■ 実施事項 ■
(1) Google 検索 API の解説文によると、検索に失敗したときに投げられる例外の名前を答えてください。
(2) 次の (a)〜(c) が Google 検索 API の解説文の内容と合っているかどうかを、それぞれ「はい」か「いいえ」で答え、判断の決め手となる本文の語句をそのまま引用してください。
(a) 全ての API は com.google.soap.search パッケージに属する。
(b) 日本語で検索するには特別な変換が必要である。
(c) Perl から使う場合、SOAP::Lite モジュールをインストールしておく必要はない。

これにはサンプルプログラムが入っています。サンプルは
	java -classpath googleapi.jar com.google.soap.search.GoogleAPIDemo ライセンスキー search 検索語
で実行できます。
 
API の使い方は至ってシンプルです。 全ての API は com.google.soap.search パッケージに属します。 その中の GoogleSearch クラスのオブジェクトに検索語を渡し、 doSearch() メソッドを呼び出すと、検索が実行されて、 その結果を収めた GoogleSearchResult オブジェクトが得られます。 日本語での検索もそのまま使えます。
	GoogleSearch google=new GoogleSearch();
	google.setKey(自分のライセンスキー);
	google.setQueryString(検索文字列);
	google.setLanguageRestricts("lang_ja");		// 日本語サイトに制限 (オプション)
	
	GoogleSearchResult result=google.doSearch();
検索失敗時に GoogleSearchFault 例外が投げられますので、 try〜catch 節で囲むのをお忘れなく。
 
後は、GoogleSearchResult オブジェクトから検索結果が取り出せます。
	GoogleSearchResultElement[] element=result.getResultElements();
	for (int i=0;i<=element.length-1;i++)
	{
		// element[i] の情報を使う
	}
スペルミス指摘、キャッシュページの取り出しは、 GoogleSearch オブジェクトの doGetCachedPage メソッドや doSpellingSuggestion メソッドを呼び出すだけです。

Perl から使う

ダウンロードした googleapi.zip にも含まれていますが、ファイル GoogleSearch.wsdl を SOAP::Lite モジュールに渡すことで、 Google Web APIs (Google SOAP Search API) が実行できます。 当然、SOAP::Lite モジュール が インストールされている必要があります。
 
README.txt にも書かれていますが、例えば次のように使います。

■ 提示資料 ■
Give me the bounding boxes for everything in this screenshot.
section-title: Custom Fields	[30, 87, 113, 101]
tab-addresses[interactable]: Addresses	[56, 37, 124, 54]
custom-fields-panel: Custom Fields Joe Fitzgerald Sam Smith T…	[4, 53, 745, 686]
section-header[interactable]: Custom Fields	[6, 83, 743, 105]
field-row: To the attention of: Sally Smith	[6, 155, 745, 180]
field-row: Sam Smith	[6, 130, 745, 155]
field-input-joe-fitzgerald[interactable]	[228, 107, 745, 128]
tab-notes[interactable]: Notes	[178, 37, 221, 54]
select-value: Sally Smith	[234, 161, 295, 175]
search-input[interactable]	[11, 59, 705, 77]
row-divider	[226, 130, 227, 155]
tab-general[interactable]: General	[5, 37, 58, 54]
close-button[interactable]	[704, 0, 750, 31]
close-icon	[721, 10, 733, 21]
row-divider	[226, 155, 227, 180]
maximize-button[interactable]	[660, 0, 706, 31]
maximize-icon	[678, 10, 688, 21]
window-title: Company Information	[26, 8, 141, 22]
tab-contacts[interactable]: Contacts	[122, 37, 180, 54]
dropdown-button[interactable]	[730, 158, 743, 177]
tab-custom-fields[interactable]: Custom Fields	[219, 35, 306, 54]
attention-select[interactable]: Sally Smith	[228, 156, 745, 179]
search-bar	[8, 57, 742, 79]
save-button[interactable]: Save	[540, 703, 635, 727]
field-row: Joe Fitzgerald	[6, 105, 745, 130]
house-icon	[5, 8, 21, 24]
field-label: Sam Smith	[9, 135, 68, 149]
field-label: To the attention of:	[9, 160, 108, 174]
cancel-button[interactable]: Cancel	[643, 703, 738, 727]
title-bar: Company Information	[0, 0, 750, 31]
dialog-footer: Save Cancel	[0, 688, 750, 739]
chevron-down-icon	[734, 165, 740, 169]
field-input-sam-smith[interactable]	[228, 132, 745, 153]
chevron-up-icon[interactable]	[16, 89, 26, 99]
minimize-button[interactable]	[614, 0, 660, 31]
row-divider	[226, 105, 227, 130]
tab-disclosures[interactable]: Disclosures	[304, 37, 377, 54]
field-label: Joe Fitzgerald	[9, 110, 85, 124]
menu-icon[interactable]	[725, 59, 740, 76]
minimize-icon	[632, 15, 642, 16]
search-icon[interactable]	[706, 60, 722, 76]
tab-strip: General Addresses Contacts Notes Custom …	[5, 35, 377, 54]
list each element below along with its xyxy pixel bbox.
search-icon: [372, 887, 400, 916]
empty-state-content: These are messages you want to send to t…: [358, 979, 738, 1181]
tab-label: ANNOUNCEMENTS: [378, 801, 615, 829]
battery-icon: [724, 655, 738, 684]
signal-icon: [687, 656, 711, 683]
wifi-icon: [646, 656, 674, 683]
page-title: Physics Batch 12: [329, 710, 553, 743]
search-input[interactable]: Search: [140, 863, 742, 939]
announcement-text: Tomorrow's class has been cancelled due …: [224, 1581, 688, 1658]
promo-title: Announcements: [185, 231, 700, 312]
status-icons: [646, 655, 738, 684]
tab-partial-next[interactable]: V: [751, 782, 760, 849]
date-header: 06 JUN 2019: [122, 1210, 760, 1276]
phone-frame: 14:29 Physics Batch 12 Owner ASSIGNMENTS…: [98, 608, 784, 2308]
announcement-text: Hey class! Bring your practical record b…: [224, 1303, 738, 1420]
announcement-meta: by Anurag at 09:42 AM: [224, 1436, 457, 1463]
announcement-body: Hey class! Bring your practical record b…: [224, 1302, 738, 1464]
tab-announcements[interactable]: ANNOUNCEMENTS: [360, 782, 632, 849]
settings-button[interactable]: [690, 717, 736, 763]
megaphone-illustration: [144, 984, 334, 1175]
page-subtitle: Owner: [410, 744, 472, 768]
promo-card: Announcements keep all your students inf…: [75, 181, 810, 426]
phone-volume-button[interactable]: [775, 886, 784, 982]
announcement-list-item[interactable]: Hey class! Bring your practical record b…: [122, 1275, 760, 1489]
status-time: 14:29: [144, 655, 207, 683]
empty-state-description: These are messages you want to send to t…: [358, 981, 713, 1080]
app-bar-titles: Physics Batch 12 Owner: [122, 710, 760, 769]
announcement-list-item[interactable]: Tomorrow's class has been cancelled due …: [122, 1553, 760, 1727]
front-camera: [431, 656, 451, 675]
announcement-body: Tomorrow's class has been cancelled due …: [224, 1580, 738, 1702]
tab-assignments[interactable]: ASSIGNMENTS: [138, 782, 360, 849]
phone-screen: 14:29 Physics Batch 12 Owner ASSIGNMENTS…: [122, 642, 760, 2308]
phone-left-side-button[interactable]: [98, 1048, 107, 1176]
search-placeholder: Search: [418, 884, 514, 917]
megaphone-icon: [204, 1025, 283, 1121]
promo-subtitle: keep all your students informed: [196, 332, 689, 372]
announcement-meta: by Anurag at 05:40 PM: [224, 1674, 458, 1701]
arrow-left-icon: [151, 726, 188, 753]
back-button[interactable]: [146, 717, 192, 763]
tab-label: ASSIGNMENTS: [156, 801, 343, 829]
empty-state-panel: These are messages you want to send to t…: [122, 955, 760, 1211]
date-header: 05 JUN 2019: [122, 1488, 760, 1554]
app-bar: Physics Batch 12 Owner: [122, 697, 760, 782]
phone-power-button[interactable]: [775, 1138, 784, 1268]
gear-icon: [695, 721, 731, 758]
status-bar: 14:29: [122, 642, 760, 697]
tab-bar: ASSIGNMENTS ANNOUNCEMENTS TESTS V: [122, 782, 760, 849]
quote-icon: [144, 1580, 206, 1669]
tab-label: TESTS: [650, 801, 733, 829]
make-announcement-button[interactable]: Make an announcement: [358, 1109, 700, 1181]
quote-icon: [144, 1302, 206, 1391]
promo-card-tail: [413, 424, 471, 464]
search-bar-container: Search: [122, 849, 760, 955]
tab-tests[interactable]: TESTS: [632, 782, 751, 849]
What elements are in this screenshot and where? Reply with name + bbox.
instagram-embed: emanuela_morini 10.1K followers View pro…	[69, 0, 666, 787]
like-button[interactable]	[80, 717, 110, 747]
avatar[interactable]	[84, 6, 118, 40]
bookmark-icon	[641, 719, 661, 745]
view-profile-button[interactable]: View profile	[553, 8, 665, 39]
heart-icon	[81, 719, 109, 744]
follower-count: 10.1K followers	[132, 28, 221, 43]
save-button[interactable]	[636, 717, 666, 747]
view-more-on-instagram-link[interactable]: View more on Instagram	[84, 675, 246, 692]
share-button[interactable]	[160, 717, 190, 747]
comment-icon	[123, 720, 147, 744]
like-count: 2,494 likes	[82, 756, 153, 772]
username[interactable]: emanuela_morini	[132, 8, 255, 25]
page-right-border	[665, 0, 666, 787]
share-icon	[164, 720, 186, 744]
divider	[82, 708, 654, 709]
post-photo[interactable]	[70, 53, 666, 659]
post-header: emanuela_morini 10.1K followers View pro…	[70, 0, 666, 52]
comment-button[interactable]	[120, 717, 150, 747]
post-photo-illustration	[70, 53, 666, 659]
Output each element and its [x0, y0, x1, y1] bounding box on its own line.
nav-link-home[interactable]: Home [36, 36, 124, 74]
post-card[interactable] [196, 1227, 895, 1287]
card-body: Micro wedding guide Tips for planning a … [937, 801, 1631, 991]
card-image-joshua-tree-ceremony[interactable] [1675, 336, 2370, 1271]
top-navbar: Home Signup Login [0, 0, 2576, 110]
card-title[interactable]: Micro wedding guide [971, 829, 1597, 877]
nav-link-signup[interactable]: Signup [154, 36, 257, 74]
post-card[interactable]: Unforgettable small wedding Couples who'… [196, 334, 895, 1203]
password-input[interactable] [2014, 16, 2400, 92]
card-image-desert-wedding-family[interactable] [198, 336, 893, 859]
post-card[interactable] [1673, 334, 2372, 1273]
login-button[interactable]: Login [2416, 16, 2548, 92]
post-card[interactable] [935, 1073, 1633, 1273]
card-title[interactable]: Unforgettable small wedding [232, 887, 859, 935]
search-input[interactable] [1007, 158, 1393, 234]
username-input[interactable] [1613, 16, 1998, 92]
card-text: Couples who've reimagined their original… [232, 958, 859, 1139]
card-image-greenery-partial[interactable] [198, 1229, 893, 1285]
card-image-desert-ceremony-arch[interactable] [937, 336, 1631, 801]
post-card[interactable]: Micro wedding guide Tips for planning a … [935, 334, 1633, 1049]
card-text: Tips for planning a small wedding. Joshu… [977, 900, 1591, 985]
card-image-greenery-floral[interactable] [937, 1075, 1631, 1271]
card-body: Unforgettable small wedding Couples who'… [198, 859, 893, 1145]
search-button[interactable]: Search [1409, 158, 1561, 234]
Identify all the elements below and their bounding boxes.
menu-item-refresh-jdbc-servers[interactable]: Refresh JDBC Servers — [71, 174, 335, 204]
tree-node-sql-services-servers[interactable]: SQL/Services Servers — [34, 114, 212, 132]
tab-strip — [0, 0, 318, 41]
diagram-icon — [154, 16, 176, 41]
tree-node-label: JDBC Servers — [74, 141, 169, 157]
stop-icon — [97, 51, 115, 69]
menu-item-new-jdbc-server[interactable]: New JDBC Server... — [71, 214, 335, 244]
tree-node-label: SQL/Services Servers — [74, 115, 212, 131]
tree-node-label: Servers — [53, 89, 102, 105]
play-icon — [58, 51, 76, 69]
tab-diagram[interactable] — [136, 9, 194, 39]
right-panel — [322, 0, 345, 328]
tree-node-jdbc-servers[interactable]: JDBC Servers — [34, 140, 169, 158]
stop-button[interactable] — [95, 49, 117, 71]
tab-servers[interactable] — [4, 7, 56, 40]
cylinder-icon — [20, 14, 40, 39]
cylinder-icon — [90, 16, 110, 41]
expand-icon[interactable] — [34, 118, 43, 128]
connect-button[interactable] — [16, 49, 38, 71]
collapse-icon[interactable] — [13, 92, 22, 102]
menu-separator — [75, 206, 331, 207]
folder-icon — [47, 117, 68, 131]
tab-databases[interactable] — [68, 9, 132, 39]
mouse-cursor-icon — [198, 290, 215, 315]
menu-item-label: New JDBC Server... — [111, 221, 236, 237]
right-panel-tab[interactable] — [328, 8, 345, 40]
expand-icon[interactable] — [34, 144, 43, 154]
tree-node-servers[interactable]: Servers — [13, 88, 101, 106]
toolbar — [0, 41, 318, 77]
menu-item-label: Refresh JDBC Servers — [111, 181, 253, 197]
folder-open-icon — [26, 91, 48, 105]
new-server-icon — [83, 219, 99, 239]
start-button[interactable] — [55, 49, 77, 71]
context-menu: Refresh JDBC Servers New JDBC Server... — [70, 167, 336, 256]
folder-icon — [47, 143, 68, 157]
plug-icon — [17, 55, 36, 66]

■ 期待される結果 ■
(1) GoogleSearchFault 例外です。

(2)
(a) はい。「全ての API は com.google.soap.search パッケージに属します。」
(b) いいえ。「日本語での検索もそのまま使えます。」
(c) いいえ。「当然、SOAP::Lite モジュール が インストールされている必要があります。」